- _DOCUMENT SEGMENT_

But the biggest hindrance to Palestinian refugees is the Palestinian leaders and their Western enablers, who actively exploit Palestinian people. The author doesn’t mention—nor has USA Today in dozens of relevant reports over the last two years—that Palestinian leadership rejected numerous offers for statehood if it meant living in peace next to Israel. As CAMERA has documented, Palestinian leaders have been refusing proposals for something that has never existed—a Palestinian Arab state—since the 1930s, more than a decade before Israel’s recreation.
And Khalyleh’s argument that Palestinian “refugees” don’t receive support is misleading at best. In fact, they have their own U.N. Agency, the United Nations Relief and Works Agency (UNRWA) and receive considerable attention—and funding—from both governments and multilateral institutions.

- _INFORMATION PROVIDED_

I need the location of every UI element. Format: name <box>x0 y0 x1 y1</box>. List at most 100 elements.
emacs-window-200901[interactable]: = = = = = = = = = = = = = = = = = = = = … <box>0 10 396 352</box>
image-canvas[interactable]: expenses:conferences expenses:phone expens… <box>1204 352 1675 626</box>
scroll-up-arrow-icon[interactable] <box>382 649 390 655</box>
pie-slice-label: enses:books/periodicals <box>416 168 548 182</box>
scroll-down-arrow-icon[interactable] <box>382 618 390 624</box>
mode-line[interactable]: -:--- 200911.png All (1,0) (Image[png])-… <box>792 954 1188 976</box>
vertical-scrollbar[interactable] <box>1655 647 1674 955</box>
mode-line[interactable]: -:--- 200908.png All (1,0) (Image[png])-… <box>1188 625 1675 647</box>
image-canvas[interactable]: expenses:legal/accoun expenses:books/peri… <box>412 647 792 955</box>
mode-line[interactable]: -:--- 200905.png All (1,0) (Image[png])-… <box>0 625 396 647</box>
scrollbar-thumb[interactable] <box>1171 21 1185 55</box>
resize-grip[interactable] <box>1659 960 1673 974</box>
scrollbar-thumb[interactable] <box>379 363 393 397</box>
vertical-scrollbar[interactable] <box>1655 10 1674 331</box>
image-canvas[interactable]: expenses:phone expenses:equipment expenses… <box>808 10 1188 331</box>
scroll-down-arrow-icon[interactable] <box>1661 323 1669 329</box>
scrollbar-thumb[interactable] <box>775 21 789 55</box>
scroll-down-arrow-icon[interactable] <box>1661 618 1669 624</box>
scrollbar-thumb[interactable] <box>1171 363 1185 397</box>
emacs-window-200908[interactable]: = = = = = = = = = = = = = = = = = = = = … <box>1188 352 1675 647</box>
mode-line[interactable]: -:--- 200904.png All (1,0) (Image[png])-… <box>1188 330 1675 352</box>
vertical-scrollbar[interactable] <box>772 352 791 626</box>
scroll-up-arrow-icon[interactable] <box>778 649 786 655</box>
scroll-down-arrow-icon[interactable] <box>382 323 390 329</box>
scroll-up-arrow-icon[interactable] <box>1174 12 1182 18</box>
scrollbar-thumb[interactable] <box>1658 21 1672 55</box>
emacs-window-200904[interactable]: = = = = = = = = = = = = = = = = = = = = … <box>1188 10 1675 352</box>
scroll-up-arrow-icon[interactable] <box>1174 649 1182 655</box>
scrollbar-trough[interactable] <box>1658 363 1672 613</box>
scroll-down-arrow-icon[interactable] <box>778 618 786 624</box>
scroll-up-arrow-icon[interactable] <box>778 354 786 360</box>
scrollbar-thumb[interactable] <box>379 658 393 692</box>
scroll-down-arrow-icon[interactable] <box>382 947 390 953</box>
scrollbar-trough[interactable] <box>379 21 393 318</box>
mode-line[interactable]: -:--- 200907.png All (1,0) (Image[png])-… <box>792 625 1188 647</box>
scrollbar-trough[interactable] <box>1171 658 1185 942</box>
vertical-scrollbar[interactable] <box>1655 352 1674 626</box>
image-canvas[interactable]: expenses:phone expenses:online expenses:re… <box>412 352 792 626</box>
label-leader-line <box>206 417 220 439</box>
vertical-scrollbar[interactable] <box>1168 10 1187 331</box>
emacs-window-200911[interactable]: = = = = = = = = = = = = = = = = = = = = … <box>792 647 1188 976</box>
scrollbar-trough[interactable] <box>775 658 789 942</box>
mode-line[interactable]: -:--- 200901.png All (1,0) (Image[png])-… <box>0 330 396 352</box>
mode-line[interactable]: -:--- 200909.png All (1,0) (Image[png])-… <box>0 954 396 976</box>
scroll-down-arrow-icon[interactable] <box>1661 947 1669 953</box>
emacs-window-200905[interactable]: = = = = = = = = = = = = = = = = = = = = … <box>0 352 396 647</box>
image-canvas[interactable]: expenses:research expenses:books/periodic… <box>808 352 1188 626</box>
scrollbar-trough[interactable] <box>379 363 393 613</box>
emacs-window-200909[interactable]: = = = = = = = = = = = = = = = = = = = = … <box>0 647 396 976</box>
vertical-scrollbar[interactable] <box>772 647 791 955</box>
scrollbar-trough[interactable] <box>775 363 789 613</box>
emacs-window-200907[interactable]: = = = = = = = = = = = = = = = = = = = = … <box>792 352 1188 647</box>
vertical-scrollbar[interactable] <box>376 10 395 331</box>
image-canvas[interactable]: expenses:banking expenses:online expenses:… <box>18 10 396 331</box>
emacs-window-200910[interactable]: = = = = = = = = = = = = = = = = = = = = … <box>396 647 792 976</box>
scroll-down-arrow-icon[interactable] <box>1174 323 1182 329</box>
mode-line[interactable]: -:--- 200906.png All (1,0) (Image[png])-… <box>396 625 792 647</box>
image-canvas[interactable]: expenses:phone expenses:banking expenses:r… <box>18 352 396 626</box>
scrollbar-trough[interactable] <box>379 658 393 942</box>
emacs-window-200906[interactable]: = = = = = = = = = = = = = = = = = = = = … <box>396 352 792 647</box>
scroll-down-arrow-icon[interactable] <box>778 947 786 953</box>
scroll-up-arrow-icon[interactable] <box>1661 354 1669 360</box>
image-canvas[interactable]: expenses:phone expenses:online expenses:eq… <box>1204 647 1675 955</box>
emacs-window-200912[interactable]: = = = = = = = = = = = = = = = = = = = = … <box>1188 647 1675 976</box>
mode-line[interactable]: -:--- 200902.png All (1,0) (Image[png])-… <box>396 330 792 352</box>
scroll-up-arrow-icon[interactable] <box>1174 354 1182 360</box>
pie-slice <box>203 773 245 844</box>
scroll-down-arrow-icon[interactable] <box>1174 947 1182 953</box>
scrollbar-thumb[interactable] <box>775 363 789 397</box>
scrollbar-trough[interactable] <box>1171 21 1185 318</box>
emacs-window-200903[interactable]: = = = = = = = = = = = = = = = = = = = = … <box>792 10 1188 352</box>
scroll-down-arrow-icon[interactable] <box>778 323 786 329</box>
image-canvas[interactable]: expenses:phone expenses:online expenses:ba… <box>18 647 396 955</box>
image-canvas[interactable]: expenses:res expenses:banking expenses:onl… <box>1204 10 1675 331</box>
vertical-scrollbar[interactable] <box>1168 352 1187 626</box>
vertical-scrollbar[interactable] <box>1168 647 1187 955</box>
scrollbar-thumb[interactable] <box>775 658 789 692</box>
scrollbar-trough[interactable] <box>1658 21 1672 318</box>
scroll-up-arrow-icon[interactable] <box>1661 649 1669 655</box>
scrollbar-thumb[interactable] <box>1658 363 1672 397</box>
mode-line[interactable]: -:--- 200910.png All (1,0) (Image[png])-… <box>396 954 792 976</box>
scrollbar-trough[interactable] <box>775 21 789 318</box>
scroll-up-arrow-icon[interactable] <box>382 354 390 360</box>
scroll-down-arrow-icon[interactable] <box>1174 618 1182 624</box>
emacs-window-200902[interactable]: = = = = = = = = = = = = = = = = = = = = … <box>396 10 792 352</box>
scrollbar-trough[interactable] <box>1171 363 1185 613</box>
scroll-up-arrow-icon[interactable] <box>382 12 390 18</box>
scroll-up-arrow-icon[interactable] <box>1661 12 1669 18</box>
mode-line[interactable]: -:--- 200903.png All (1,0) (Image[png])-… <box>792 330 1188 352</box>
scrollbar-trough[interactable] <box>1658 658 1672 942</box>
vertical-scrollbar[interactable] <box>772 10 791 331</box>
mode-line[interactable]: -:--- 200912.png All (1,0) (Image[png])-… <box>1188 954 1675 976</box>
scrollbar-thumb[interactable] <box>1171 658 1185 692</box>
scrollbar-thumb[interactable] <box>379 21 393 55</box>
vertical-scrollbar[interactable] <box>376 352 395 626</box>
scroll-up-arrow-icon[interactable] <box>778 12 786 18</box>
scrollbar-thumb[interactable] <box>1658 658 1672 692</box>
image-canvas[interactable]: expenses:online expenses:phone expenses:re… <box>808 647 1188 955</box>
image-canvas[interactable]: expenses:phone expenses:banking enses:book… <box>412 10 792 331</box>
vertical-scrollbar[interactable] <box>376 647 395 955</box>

- _TASK INSTRUCTIONS_
**a.** Restate the commentary on Palestinian refugees starting with "But the biggest" and going on through "and multilateral institutions.", swapping "USA Today" for "the newspaper".
**b.** According to the commentary on Palestinian refugees, since when have Palestinian leaders been refusing proposals for a Palestinian Arab state?
**c.** Write what comes next in the commentary on Palestinian refugees.

- _RESPONSES TO THE EXERCISE_
**a.**
But the biggest hindrance to Palestinian refugees is the Palestinian leaders and their Western enablers, who actively exploit Palestinian people. The author doesn’t mention—nor has the newspaper in dozens of relevant reports over the last two years—that Palestinian leadership rejected numerous offers for statehood if it meant living in peace next to Israel. As CAMERA has documented, Palestinian leaders have been refusing proposals for something that has never existed—a Palestinian Arab state—since the 1930s, more than a decade before Israel’s recreation.
And Khalyleh’s argument that Palestinian “refugees” don’t receive support is misleading at best. In fact, they have their own U.N. Agency, the United Nations Relief and Works Agency (UNRWA) and receive considerable attention—and funding—from both governments and multilateral institutions.

**b.** Since the 1930s.

**c.**
All other refugee populations in the world fall under the jurisdiction of the United Nations High Commissioner for Refugees (UNHCR), which, despite dealing with six times as many refugees as UNRWA, has only a quarter of the staff. UNRWA has moved away from its original mandate of resettling Palestinian refugees and has a spurious definition of “refugee.” As CAMERA has highlighted, UNRWA’s definition includes people who are generations removed from the conflict, people who are citizens of new states, and people who reside in the West Bank and the Gaza Strip, places that the Palestinians themselves claim as part of a future Palestinian state. In other words, one can be a newborn Palestinian child living in the Palestinian Authority or Hamas-ruled areas and be considered a “refugee” from a war that occurred seventy years ago.
Further, UNRWA’s categorization of “refugee” is not dependent on need and also applies to citizens of recognized states—allowing, for example, wealthy, third-generation Jordanian citizens to be considered Palestinian “refugees.” Indeed, according to UNRWA, any Palestinian Arab descendant from the 1948 conflict is considered a “refugee” until they “return” to Israel.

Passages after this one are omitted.